* **WHAT YOU SHOULD DO**
Which lines below hold the word "Cadherin"? Report each one.

▬▬▬▬▬▬

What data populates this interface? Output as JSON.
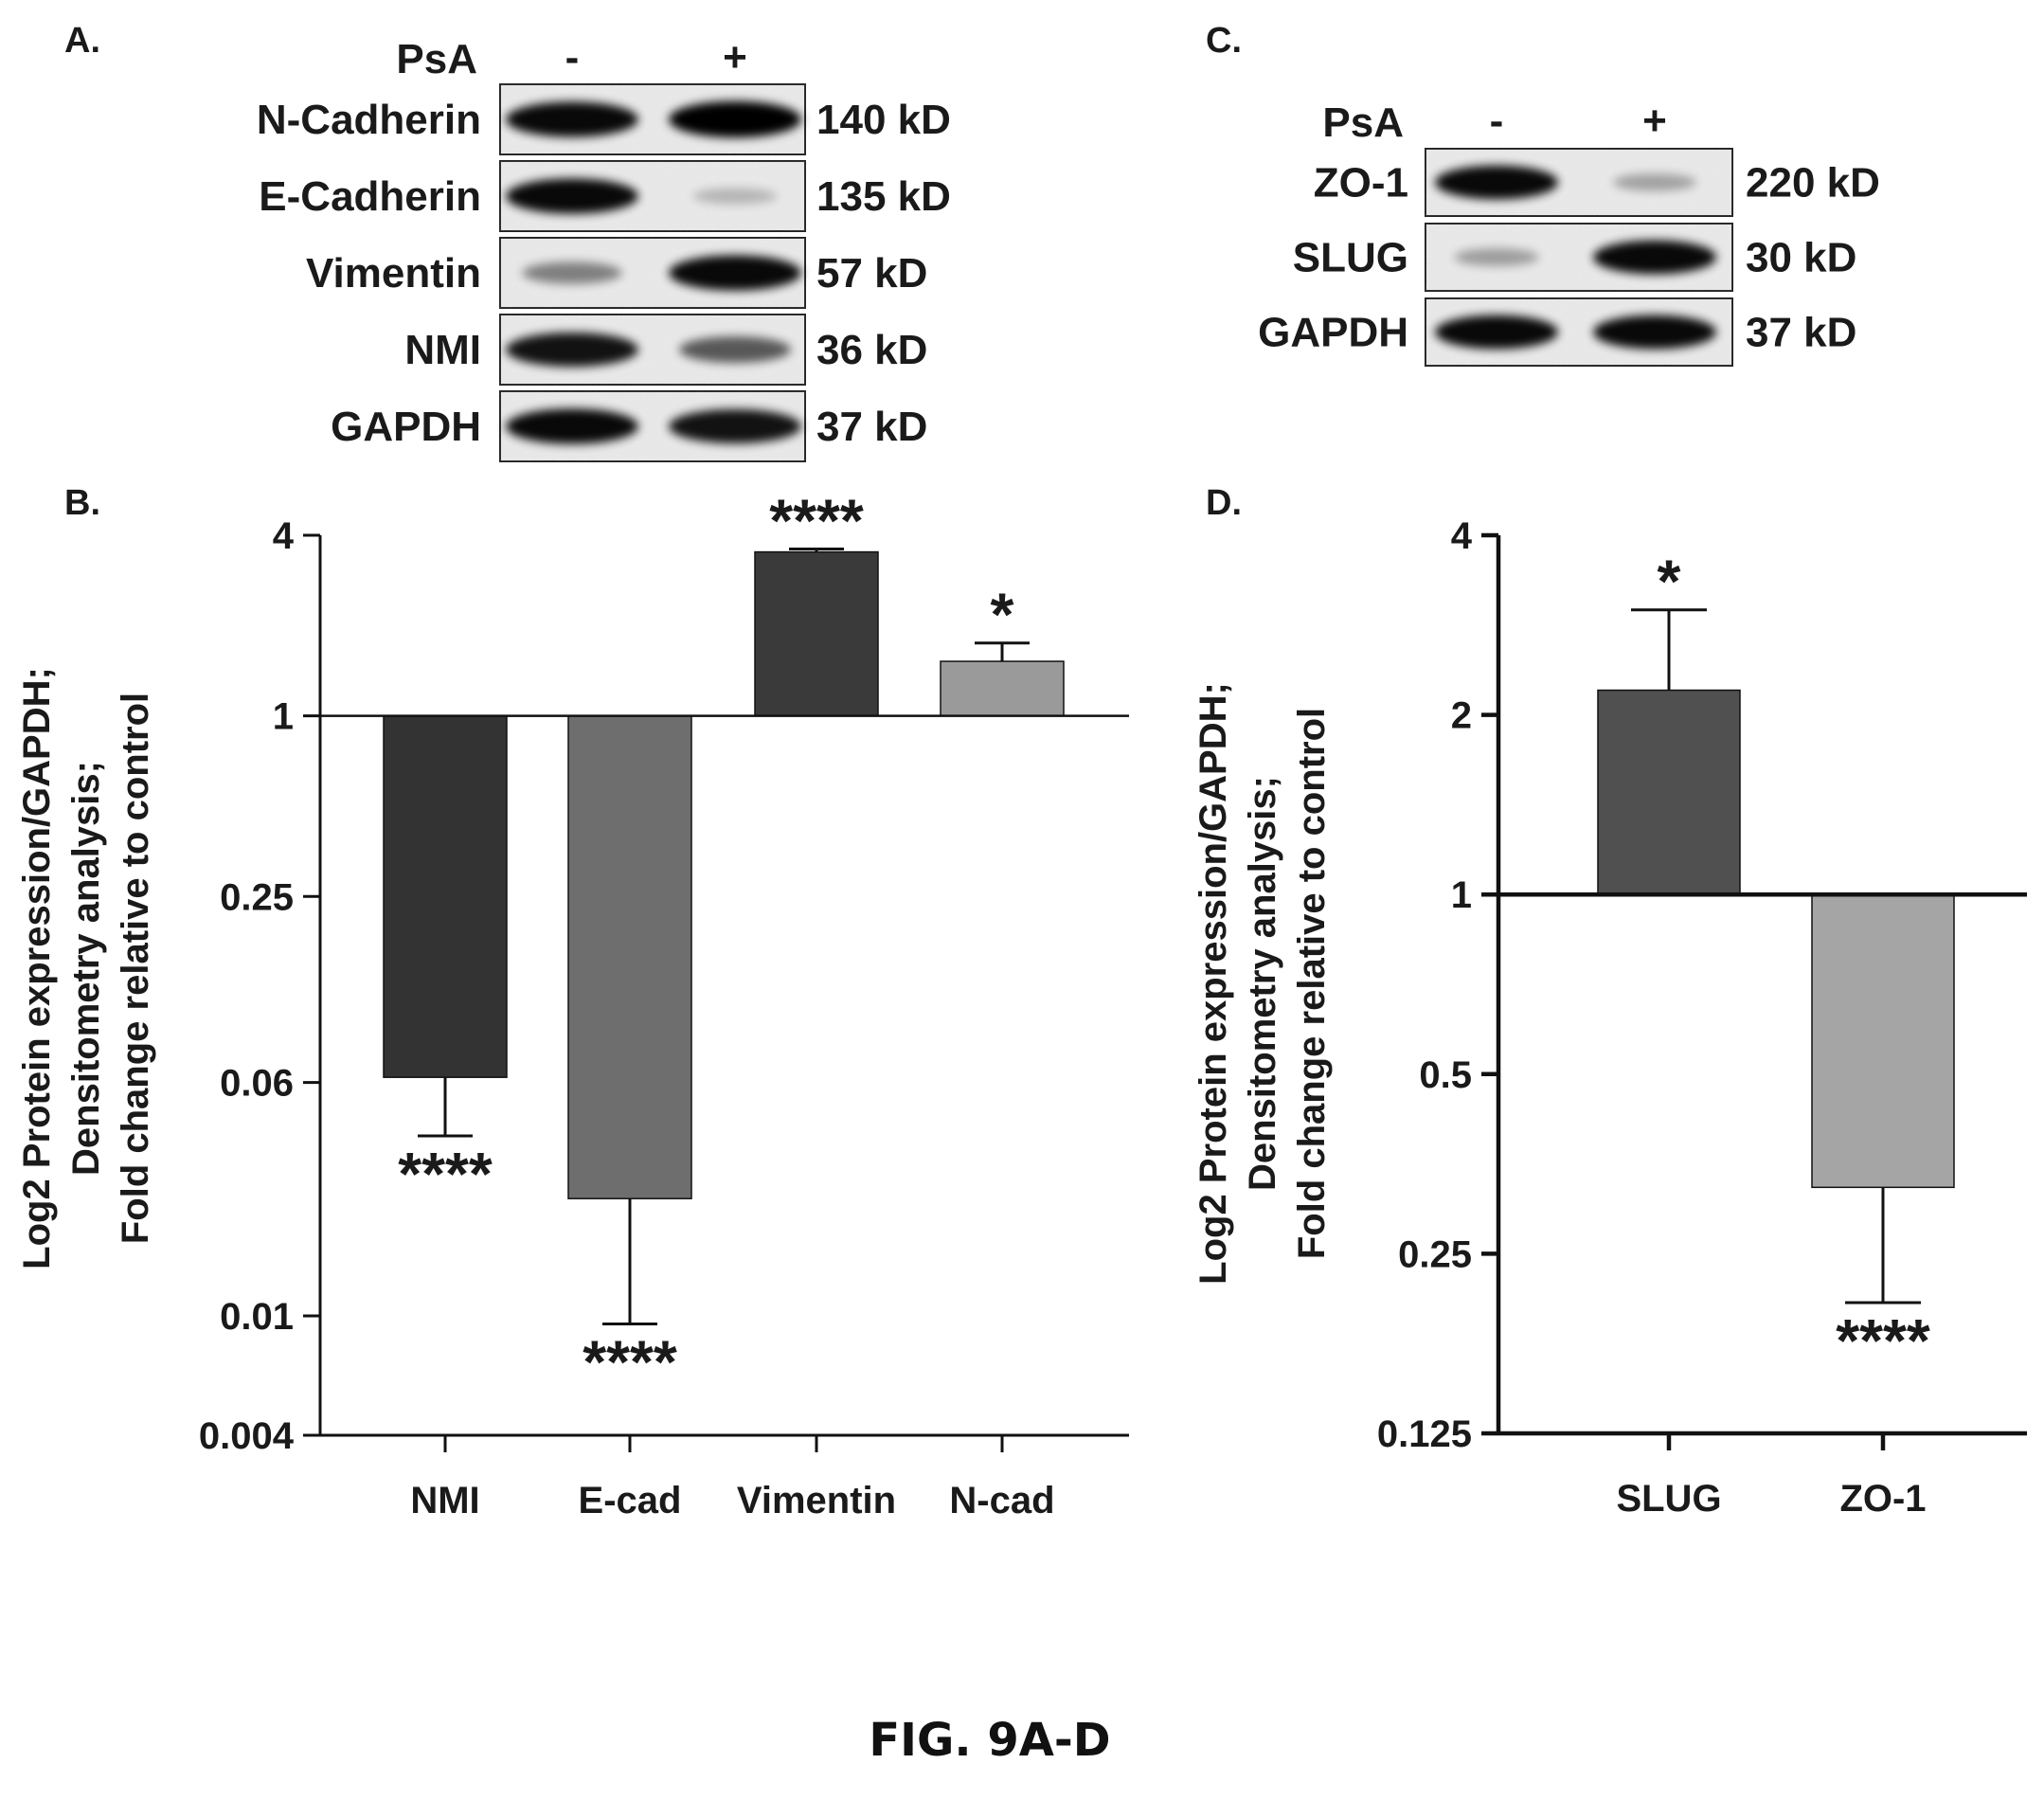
{
  "figure_caption": "FIG. 9A-D",
  "blot_a": {
    "panel": "A.",
    "treatment_label": "PsA",
    "lanes": [
      "-",
      "+"
    ],
    "rows": [
      {
        "protein": "N-Cadherin",
        "mw": "140 kD",
        "intensity": [
          0.95,
          1.0
        ]
      },
      {
        "protein": "E-Cadherin",
        "mw": "135 kD",
        "intensity": [
          0.95,
          0.08
        ]
      },
      {
        "protein": "Vimentin",
        "mw": "57 kD",
        "intensity": [
          0.35,
          0.95
        ]
      },
      {
        "protein": "NMI",
        "mw": "36 kD",
        "intensity": [
          0.9,
          0.55
        ]
      },
      {
        "protein": "GAPDH",
        "mw": "37 kD",
        "intensity": [
          0.95,
          0.9
        ]
      }
    ]
  },
  "blot_c": {
    "panel": "C.",
    "treatment_label": "PsA",
    "lanes": [
      "-",
      "+"
    ],
    "rows": [
      {
        "protein": "ZO-1",
        "mw": "220 kD",
        "intensity": [
          0.95,
          0.18
        ]
      },
      {
        "protein": "SLUG",
        "mw": "30 kD",
        "intensity": [
          0.2,
          0.95
        ]
      },
      {
        "protein": "GAPDH",
        "mw": "37 kD",
        "intensity": [
          0.95,
          0.95
        ]
      }
    ]
  },
  "chart_data": [
    {
      "panel": "B.",
      "type": "bar",
      "scale": "log2",
      "baseline": 1,
      "ylim": [
        0.004,
        4
      ],
      "yticks": [
        4,
        1,
        0.25,
        0.06,
        0.01,
        0.004
      ],
      "ylabel_lines": [
        "Log2 Protein expression/GAPDH;",
        "Densitometry analysis;",
        "Fold change relative to control"
      ],
      "categories": [
        "NMI",
        "E-cad",
        "Vimentin",
        "N-cad"
      ],
      "values": [
        0.0624,
        0.0246,
        3.52,
        1.52
      ],
      "error": [
        0.0398,
        0.0094,
        3.6,
        1.75
      ],
      "significance": [
        "****",
        "****",
        "****",
        "*"
      ],
      "colors": [
        "#333333",
        "#6e6e6e",
        "#3a3a3a",
        "#9a9a9a"
      ]
    },
    {
      "panel": "D.",
      "type": "bar",
      "scale": "log2",
      "baseline": 1,
      "ylim": [
        0.125,
        4
      ],
      "yticks": [
        4,
        2,
        1,
        0.5,
        0.25,
        0.125
      ],
      "ylabel_lines": [
        "Log2 Protein expression/GAPDH;",
        "Densitometry analysis;",
        "Fold change relative to control"
      ],
      "categories": [
        "SLUG",
        "ZO-1"
      ],
      "values": [
        2.2,
        0.323
      ],
      "error": [
        3.0,
        0.207
      ],
      "significance": [
        "*",
        "****"
      ],
      "colors": [
        "#505050",
        "#a5a5a5"
      ]
    }
  ]
}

▬▬▬▬▬▬

* **SOLUTION**
        "protein": "N-Cadherin",
        "protein": "E-Cadherin",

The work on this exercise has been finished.